Start Input data

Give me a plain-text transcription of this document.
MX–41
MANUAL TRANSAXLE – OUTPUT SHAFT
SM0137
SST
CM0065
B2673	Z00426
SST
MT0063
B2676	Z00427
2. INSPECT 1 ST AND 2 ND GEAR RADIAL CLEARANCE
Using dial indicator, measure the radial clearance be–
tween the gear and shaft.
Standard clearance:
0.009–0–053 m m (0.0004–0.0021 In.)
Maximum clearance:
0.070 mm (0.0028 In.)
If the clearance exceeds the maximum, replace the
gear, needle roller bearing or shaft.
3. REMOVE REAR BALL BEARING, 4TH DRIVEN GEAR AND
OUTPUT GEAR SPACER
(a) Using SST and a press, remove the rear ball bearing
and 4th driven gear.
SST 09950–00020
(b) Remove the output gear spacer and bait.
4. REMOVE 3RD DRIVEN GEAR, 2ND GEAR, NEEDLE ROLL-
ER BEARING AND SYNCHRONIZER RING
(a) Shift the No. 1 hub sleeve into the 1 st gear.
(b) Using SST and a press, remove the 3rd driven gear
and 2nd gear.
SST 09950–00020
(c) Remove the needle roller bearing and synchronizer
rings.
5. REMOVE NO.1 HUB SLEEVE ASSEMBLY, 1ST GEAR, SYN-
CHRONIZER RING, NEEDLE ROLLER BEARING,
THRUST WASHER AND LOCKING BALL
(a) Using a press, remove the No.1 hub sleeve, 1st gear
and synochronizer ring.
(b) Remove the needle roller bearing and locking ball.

End Input data

Problem:
Using the material above, print every entry exactly as written.

Problem solution:
Give me a plain-text transcription of this document.
MX–41
MANUAL TRANSAXLE – OUTPUT SHAFT
SM0137
SST
CM0065
B2673	Z00426
SST
MT0063
B2676	Z00427
2. INSPECT 1 ST AND 2 ND GEAR RADIAL CLEARANCE
Using dial indicator, measure the radial clearance be–
tween the gear and shaft.
Standard clearance:
0.009–0–053 m m (0.0004–0.0021 In.)
Maximum clearance:
0.070 mm (0.0028 In.)
If the clearance exceeds the maximum, replace the
gear, needle roller bearing or shaft.
3. REMOVE REAR BALL BEARING, 4TH DRIVEN GEAR AND
OUTPUT GEAR SPACER
(a) Using SST and a press, remove the rear ball bearing
and 4th driven gear.
SST 09950–00020
(b) Remove the output gear spacer and bait.
4. REMOVE 3RD DRIVEN GEAR, 2ND GEAR, NEEDLE ROLL-
ER BEARING AND SYNCHRONIZER RING
(a) Shift the No. 1 hub sleeve into the 1 st gear.
(b) Using SST and a press, remove the 3rd driven gear
and 2nd gear.
SST 09950–00020
(c) Remove the needle roller bearing and synchronizer
rings.
5. REMOVE NO.1 HUB SLEEVE ASSEMBLY, 1ST GEAR, SYN-
CHRONIZER RING, NEEDLE ROLLER BEARING,
THRUST WASHER AND LOCKING BALL
(a) Using a press, remove the No.1 hub sleeve, 1st gear
and synochronizer ring.
(b) Remove the needle roller bearing and locking ball.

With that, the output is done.